## PROBLEM REQUIREMENTS
In the listing below, turn the part that opens with the line containing "candle-body — [249, 73, 253, 80]" and closes with the line containing "candle-body — [567, 142, 571, 147]" into a Markdown table, both end lines included. Use a "Row" column for the row number and a "Line" column for the line, and leave out blank lines.

## PROVIDED RECORDS
--- START ---

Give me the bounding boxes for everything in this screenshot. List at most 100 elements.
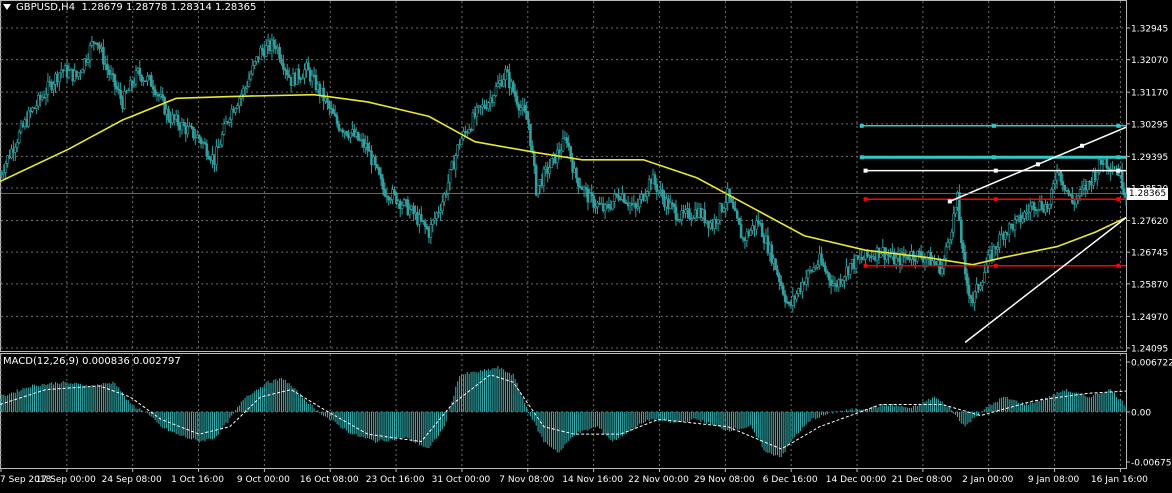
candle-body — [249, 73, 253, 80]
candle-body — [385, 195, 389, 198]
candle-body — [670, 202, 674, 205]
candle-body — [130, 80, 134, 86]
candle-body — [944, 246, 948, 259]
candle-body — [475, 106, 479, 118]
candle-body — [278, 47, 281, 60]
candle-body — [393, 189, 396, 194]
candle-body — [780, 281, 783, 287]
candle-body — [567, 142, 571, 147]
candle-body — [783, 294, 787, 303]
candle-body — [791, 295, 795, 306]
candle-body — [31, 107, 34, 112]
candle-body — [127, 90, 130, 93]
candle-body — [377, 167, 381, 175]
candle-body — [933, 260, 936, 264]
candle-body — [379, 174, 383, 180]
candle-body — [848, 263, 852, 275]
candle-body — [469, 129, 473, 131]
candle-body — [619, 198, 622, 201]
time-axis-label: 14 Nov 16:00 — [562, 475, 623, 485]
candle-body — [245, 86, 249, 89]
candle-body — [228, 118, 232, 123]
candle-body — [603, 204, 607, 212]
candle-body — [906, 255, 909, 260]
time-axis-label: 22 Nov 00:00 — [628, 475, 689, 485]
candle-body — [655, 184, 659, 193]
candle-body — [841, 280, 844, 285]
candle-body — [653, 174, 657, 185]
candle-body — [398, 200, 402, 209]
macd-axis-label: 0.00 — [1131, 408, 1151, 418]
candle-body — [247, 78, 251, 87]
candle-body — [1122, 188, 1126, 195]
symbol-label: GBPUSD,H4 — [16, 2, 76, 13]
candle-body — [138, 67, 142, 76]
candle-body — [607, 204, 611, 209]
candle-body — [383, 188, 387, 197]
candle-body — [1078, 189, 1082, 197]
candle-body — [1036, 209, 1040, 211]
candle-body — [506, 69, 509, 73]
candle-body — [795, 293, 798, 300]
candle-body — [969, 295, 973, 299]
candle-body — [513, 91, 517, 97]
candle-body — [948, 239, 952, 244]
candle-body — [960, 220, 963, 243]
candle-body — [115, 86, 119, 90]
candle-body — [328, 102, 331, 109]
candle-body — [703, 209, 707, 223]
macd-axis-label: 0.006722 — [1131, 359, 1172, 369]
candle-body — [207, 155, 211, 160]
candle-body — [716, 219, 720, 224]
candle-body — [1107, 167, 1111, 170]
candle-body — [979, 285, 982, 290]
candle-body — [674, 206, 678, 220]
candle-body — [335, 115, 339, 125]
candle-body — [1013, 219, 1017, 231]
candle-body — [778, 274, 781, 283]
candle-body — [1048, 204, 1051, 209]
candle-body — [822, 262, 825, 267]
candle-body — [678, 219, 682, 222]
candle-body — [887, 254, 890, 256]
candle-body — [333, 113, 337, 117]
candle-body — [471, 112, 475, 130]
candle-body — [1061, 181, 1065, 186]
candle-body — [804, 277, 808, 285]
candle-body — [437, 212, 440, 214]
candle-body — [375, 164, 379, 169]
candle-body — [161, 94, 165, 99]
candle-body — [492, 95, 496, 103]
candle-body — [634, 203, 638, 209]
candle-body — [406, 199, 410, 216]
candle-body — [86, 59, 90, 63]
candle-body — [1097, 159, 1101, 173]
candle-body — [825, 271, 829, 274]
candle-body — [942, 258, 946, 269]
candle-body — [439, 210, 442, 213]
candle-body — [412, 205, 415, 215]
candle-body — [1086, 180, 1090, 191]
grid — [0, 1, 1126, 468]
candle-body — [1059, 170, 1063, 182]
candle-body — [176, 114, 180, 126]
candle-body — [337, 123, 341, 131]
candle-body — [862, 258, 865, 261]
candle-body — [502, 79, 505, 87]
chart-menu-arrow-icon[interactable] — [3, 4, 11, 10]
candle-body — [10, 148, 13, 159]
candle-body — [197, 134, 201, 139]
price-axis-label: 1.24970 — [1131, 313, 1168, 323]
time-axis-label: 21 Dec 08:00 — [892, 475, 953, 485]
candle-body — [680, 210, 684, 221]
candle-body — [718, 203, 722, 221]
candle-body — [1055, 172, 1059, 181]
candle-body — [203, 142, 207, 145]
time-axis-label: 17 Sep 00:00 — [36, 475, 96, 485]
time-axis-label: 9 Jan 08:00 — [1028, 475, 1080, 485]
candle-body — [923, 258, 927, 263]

--- END ---

## SOLUTION TO THE PROBLEM
| Row | Line |
|---|---|
| 1 | candle-body — [249, 73, 253, 80] |
| 2 | candle-body — [385, 195, 389, 198] |
| 3 | candle-body — [670, 202, 674, 205] |
| 4 | candle-body — [130, 80, 134, 86] |
| 5 | candle-body — [944, 246, 948, 259] |
| 6 | candle-body — [475, 106, 479, 118] |
| 7 | candle-body — [278, 47, 281, 60] |
| 8 | candle-body — [393, 189, 396, 194] |
| 9 | candle-body — [780, 281, 783, 287] |
| 10 | candle-body — [567, 142, 571, 147] |